*What is asked:* What is the number of lines containing the word "this"? Please answer with that number and nothing more.

═════ Dataset entries ═════

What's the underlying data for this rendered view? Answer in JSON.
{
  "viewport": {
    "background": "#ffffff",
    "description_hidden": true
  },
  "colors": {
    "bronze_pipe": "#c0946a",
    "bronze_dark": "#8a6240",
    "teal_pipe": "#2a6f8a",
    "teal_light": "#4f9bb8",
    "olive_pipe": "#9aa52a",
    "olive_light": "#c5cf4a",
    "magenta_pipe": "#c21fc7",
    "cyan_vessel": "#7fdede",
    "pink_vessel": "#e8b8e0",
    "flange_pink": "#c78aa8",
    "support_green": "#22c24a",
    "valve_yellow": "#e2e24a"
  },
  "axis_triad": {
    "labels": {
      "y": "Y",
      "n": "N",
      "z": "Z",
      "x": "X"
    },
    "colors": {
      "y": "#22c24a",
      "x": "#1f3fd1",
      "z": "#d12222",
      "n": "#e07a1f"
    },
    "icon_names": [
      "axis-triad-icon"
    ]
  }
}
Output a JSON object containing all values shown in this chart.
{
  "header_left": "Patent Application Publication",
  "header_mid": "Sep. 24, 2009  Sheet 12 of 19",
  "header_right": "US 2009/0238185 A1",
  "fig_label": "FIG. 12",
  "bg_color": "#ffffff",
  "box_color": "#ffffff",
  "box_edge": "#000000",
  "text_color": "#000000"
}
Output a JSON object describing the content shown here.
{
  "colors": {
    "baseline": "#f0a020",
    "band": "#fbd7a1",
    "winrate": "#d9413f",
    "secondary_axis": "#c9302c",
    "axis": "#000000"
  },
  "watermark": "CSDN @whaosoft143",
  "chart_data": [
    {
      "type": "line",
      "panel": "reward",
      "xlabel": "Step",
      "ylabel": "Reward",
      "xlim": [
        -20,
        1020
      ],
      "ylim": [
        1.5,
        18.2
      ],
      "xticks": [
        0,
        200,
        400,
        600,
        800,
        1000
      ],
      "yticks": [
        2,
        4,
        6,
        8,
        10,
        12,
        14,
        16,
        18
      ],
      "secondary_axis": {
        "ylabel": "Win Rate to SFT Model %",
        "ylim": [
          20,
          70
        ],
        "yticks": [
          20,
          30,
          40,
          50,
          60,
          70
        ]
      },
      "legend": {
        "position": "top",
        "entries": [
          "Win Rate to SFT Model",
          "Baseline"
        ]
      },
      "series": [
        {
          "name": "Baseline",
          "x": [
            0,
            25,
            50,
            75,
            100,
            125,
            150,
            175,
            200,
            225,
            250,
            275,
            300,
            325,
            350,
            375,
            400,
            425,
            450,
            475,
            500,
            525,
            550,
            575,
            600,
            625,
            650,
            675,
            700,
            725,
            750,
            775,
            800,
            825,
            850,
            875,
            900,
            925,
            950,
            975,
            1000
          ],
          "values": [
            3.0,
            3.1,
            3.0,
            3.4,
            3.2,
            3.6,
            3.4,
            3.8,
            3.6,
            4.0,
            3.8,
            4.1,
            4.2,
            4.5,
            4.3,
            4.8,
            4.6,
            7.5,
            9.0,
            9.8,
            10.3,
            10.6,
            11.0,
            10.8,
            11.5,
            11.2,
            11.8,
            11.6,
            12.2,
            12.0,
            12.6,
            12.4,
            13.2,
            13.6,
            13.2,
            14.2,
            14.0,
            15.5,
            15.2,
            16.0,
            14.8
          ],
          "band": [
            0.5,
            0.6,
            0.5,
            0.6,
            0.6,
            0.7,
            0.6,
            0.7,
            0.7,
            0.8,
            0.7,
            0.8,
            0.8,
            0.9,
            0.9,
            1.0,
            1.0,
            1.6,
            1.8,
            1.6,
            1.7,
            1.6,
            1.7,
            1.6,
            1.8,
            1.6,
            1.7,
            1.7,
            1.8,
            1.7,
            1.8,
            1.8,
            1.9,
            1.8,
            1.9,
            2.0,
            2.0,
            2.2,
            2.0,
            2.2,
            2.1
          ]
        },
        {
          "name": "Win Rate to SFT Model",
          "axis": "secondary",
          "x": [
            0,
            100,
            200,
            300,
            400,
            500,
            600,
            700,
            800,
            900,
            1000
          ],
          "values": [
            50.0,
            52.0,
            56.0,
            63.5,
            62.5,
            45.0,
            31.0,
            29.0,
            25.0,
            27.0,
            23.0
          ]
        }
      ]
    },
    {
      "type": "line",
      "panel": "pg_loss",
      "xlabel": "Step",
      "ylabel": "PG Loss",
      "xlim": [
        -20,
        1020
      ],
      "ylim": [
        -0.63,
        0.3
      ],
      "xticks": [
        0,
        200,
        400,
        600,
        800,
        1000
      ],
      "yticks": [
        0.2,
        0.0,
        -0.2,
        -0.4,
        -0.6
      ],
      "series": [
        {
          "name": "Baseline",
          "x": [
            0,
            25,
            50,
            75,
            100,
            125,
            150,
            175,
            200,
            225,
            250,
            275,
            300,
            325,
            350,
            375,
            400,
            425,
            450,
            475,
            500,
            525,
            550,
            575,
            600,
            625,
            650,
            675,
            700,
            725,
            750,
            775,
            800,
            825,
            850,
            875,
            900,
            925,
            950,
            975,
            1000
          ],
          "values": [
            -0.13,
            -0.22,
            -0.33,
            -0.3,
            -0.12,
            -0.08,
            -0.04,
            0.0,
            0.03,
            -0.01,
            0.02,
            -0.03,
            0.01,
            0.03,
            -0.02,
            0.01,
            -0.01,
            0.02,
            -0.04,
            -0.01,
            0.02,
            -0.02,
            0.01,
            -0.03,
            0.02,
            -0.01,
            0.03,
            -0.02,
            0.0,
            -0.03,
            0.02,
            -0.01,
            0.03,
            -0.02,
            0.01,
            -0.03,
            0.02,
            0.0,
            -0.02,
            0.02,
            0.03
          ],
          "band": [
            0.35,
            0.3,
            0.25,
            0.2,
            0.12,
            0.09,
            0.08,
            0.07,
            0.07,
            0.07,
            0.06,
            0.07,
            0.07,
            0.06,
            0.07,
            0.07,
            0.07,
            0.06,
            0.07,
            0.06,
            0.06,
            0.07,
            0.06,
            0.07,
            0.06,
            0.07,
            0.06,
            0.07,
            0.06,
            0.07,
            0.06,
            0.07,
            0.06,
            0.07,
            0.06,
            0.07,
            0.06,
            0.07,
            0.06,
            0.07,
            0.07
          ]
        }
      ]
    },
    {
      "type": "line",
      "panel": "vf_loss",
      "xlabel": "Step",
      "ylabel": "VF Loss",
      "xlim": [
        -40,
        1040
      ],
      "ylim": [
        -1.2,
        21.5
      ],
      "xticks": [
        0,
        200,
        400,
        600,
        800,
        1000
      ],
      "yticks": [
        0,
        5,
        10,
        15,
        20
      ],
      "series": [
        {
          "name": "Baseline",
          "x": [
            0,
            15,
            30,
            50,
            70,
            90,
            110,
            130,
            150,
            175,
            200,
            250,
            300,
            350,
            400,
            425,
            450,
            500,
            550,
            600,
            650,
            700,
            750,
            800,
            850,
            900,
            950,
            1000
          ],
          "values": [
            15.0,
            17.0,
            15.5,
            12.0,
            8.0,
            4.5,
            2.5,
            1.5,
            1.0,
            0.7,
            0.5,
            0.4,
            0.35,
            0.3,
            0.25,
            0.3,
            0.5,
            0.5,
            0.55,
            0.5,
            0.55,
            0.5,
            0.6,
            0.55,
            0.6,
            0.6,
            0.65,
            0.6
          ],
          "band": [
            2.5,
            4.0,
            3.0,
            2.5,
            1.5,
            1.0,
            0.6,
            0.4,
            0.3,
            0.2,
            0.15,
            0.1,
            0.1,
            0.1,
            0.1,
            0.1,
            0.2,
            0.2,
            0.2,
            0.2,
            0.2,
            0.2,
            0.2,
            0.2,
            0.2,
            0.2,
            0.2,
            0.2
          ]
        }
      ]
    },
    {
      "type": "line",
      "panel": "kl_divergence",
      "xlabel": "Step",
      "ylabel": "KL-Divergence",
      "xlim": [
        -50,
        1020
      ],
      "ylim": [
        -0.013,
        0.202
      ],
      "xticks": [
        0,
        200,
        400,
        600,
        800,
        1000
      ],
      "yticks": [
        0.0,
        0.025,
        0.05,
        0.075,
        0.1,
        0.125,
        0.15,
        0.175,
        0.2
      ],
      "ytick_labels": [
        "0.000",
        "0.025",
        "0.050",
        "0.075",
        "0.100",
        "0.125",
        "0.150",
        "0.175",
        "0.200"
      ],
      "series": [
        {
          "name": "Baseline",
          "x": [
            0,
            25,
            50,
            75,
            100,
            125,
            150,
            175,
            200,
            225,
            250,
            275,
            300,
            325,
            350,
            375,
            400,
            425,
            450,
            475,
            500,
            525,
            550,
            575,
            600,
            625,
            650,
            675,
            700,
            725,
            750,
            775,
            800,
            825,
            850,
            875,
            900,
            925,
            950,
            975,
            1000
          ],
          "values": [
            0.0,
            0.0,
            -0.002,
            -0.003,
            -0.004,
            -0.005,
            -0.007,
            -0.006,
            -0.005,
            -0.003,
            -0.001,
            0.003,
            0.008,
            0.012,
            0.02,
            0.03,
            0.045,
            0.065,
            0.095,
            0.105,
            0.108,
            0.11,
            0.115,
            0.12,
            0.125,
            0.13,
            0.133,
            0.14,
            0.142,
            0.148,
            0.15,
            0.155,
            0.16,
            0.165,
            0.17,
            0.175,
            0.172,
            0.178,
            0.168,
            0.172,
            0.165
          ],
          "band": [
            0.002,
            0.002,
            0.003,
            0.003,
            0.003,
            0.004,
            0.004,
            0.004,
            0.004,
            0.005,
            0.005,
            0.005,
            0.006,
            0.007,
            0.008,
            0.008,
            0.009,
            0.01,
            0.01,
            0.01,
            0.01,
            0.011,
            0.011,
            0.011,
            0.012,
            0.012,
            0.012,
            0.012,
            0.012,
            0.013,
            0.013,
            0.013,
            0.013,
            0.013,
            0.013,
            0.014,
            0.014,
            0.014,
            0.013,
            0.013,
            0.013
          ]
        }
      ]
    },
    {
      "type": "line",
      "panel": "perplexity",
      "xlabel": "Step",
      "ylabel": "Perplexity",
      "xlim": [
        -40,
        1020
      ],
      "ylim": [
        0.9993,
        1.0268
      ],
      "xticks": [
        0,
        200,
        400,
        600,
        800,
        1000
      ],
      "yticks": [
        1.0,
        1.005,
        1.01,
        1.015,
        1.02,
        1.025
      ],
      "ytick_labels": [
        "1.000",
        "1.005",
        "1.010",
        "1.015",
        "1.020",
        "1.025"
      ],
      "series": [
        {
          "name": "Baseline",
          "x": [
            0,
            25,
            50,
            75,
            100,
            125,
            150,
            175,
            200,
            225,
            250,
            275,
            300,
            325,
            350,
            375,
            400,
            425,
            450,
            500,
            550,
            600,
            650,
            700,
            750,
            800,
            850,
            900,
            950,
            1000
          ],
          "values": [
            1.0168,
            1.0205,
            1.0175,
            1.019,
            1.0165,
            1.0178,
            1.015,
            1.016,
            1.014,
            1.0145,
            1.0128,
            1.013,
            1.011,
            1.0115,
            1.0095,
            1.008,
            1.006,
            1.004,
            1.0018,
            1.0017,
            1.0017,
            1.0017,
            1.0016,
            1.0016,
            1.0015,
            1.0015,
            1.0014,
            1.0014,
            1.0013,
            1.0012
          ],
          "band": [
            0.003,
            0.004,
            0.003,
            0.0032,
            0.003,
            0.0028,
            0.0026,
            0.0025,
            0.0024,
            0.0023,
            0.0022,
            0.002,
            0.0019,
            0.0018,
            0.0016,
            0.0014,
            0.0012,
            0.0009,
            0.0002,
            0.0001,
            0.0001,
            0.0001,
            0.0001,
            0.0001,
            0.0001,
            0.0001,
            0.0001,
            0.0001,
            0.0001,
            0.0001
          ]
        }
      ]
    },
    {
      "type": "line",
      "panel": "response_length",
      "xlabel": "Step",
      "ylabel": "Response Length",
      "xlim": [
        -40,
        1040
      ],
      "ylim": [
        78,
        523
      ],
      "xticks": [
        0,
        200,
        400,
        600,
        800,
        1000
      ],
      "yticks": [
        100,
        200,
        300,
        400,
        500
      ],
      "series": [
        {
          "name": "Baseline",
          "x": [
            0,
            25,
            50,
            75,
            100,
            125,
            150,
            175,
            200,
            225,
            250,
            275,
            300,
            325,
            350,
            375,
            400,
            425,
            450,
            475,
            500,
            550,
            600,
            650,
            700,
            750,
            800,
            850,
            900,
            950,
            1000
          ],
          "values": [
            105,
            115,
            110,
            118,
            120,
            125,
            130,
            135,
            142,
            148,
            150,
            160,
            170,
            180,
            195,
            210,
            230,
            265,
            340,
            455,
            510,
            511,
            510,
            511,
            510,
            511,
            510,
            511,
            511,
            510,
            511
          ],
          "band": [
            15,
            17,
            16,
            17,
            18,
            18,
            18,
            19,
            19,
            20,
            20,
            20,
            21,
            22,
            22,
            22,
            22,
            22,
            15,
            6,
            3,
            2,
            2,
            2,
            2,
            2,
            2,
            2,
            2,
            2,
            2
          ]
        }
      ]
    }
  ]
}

═════

*The output:* 2